→ WRITTEN EXERCISE
Please rewrite the entries below with every "tomato" changed to "pepper" and nothing else altered.

## START

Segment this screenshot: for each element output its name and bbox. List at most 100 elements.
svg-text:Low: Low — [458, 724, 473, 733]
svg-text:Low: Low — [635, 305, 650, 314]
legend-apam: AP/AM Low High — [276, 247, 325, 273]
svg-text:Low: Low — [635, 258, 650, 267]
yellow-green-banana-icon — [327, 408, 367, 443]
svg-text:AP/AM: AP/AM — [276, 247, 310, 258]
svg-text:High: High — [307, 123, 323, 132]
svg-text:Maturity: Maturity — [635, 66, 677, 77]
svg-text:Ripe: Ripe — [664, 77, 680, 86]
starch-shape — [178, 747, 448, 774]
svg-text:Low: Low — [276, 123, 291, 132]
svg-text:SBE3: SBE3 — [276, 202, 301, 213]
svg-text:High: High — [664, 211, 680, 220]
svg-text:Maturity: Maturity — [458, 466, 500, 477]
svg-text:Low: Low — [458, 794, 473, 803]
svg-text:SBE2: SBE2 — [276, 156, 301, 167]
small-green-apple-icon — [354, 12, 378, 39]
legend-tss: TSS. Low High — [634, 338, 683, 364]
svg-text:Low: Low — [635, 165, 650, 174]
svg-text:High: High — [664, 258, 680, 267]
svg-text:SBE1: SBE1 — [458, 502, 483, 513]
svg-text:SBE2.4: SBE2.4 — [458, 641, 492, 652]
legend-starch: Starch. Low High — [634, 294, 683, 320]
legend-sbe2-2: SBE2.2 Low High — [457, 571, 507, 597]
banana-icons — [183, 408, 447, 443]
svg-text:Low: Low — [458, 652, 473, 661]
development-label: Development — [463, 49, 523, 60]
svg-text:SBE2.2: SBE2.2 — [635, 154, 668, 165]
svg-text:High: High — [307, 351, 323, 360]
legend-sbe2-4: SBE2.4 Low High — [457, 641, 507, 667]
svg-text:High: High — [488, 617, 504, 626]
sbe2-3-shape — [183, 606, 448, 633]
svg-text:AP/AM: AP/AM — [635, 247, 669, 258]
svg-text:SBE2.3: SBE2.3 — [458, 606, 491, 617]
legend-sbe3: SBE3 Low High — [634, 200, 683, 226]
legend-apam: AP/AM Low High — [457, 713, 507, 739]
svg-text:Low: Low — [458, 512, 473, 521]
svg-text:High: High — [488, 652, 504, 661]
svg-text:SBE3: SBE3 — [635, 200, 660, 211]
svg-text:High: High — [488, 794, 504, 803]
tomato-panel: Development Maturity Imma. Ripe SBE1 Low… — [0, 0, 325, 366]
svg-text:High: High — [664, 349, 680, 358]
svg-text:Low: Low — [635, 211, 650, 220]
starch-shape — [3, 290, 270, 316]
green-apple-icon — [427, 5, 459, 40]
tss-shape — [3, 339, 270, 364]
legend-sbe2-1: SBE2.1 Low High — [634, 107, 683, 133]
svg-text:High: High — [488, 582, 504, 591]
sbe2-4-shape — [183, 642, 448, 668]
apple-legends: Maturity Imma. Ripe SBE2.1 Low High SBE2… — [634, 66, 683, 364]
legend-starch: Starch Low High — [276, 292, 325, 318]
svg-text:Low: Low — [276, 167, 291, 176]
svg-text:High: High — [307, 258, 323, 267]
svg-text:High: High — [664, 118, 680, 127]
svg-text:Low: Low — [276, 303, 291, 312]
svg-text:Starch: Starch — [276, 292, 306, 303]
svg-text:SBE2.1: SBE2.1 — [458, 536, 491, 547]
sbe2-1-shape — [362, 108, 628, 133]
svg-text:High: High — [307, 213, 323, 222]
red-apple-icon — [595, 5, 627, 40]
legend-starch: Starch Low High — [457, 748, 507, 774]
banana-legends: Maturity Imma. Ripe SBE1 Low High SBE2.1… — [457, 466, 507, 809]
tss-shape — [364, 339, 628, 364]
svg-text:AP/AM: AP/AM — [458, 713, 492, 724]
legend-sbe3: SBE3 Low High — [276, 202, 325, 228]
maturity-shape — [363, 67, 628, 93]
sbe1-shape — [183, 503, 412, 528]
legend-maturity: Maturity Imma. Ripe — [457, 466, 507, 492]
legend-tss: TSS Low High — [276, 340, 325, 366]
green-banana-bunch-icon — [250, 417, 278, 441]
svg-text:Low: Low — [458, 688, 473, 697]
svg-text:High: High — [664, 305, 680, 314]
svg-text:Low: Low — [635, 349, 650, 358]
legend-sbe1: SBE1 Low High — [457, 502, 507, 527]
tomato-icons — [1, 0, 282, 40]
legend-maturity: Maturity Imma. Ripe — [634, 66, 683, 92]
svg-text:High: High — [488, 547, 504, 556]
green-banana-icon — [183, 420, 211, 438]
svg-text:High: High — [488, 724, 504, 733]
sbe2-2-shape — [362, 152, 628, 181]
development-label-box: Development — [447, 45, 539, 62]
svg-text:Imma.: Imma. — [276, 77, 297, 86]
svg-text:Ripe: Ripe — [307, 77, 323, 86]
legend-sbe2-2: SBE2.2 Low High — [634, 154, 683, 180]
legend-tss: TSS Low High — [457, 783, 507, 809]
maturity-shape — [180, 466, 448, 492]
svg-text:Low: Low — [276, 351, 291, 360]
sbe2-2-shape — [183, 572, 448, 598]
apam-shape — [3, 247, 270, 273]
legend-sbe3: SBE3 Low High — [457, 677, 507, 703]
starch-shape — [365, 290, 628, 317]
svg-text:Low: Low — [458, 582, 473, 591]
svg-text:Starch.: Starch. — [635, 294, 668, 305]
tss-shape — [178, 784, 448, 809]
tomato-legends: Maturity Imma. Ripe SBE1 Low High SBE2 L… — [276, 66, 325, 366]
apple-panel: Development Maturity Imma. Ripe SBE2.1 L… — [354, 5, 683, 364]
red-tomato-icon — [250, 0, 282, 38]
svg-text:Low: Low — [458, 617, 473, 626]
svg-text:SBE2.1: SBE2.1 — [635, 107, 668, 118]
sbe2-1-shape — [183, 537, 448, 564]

## END

→ RESULT BELOW
Segment this screenshot: for each element output its name and bbox. List at most 100 elements.
svg-text:Low: Low — [458, 724, 473, 733]
svg-text:Low: Low — [635, 305, 650, 314]
legend-apam: AP/AM Low High — [276, 247, 325, 273]
svg-text:Low: Low — [635, 258, 650, 267]
yellow-green-banana-icon — [327, 408, 367, 443]
svg-text:AP/AM: AP/AM — [276, 247, 310, 258]
svg-text:High: High — [307, 123, 323, 132]
svg-text:Maturity: Maturity — [635, 66, 677, 77]
svg-text:Ripe: Ripe — [664, 77, 680, 86]
starch-shape — [178, 747, 448, 774]
svg-text:Low: Low — [276, 123, 291, 132]
svg-text:SBE3: SBE3 — [276, 202, 301, 213]
svg-text:High: High — [664, 211, 680, 220]
svg-text:Maturity: Maturity — [458, 466, 500, 477]
svg-text:Low: Low — [458, 794, 473, 803]
svg-text:SBE2: SBE2 — [276, 156, 301, 167]
small-green-apple-icon — [354, 12, 378, 39]
legend-tss: TSS. Low High — [634, 338, 683, 364]
svg-text:Low: Low — [635, 165, 650, 174]
svg-text:High: High — [664, 258, 680, 267]
svg-text:SBE1: SBE1 — [458, 502, 483, 513]
svg-text:SBE2.4: SBE2.4 — [458, 641, 492, 652]
legend-starch: Starch. Low High — [634, 294, 683, 320]
legend-sbe2-2: SBE2.2 Low High — [457, 571, 507, 597]
banana-icons — [183, 408, 447, 443]
svg-text:Low: Low — [458, 652, 473, 661]
development-label: Development — [463, 49, 523, 60]
svg-text:SBE2.2: SBE2.2 — [635, 154, 668, 165]
svg-text:High: High — [307, 351, 323, 360]
legend-sbe2-4: SBE2.4 Low High — [457, 641, 507, 667]
svg-text:High: High — [488, 617, 504, 626]
sbe2-3-shape — [183, 606, 448, 633]
svg-text:AP/AM: AP/AM — [635, 247, 669, 258]
svg-text:SBE2.3: SBE2.3 — [458, 606, 491, 617]
legend-sbe3: SBE3 Low High — [634, 200, 683, 226]
legend-apam: AP/AM Low High — [457, 713, 507, 739]
svg-text:Low: Low — [458, 512, 473, 521]
svg-text:High: High — [488, 652, 504, 661]
svg-text:SBE3: SBE3 — [635, 200, 660, 211]
svg-text:High: High — [488, 794, 504, 803]
pepper-panel: Development Maturity Imma. Ripe SBE1 Low… — [0, 0, 325, 366]
svg-text:High: High — [664, 349, 680, 358]
svg-text:Low: Low — [635, 211, 650, 220]
starch-shape — [3, 290, 270, 316]
green-apple-icon — [427, 5, 459, 40]
tss-shape — [3, 339, 270, 364]
legend-sbe2-1: SBE2.1 Low High — [634, 107, 683, 133]
svg-text:High: High — [488, 582, 504, 591]
sbe2-4-shape — [183, 642, 448, 668]
apple-legends: Maturity Imma. Ripe SBE2.1 Low High SBE2… — [634, 66, 683, 364]
legend-starch: Starch Low High — [276, 292, 325, 318]
svg-text:Low: Low — [276, 167, 291, 176]
svg-text:High: High — [307, 258, 323, 267]
svg-text:High: High — [664, 118, 680, 127]
svg-text:Low: Low — [276, 303, 291, 312]
svg-text:Starch: Starch — [276, 292, 306, 303]
svg-text:SBE2.1: SBE2.1 — [458, 536, 491, 547]
sbe2-1-shape — [362, 108, 628, 133]
svg-text:High: High — [307, 213, 323, 222]
red-apple-icon — [595, 5, 627, 40]
legend-starch: Starch Low High — [457, 748, 507, 774]
banana-legends: Maturity Imma. Ripe SBE1 Low High SBE2.1… — [457, 466, 507, 809]
tss-shape — [364, 339, 628, 364]
svg-text:AP/AM: AP/AM — [458, 713, 492, 724]
legend-sbe3: SBE3 Low High — [276, 202, 325, 228]
maturity-shape — [363, 67, 628, 93]
sbe1-shape — [183, 503, 412, 528]
legend-maturity: Maturity Imma. Ripe — [457, 466, 507, 492]
legend-tss: TSS Low High — [276, 340, 325, 366]
green-banana-bunch-icon — [250, 417, 278, 441]
svg-text:Low: Low — [458, 688, 473, 697]
svg-text:High: High — [664, 305, 680, 314]
svg-text:Low: Low — [635, 349, 650, 358]
legend-sbe1: SBE1 Low High — [457, 502, 507, 527]
pepper-icons — [1, 0, 282, 40]
legend-maturity: Maturity Imma. Ripe — [634, 66, 683, 92]
svg-text:High: High — [488, 547, 504, 556]
green-banana-icon — [183, 420, 211, 438]
svg-text:High: High — [488, 724, 504, 733]
sbe2-2-shape — [362, 152, 628, 181]
development-label-box: Development — [447, 45, 539, 62]
svg-text:Imma.: Imma. — [276, 77, 297, 86]
svg-text:Ripe: Ripe — [307, 77, 323, 86]
legend-sbe2-2: SBE2.2 Low High — [634, 154, 683, 180]
legend-tss: TSS Low High — [457, 783, 507, 809]
maturity-shape — [180, 466, 448, 492]
svg-text:Low: Low — [276, 351, 291, 360]
sbe2-2-shape — [183, 572, 448, 598]
apam-shape — [3, 247, 270, 273]
legend-sbe3: SBE3 Low High — [457, 677, 507, 703]
starch-shape — [365, 290, 628, 317]
svg-text:Low: Low — [458, 582, 473, 591]
svg-text:Starch.: Starch. — [635, 294, 668, 305]
tss-shape — [178, 784, 448, 809]
pepper-legends: Maturity Imma. Ripe SBE1 Low High SBE2 L… — [276, 66, 325, 366]
apple-panel: Development Maturity Imma. Ripe SBE2.1 L… — [354, 5, 683, 364]
red-pepper-icon — [250, 0, 282, 38]
svg-text:Low: Low — [458, 617, 473, 626]
svg-text:SBE2.1: SBE2.1 — [635, 107, 668, 118]
sbe2-1-shape — [183, 537, 448, 564]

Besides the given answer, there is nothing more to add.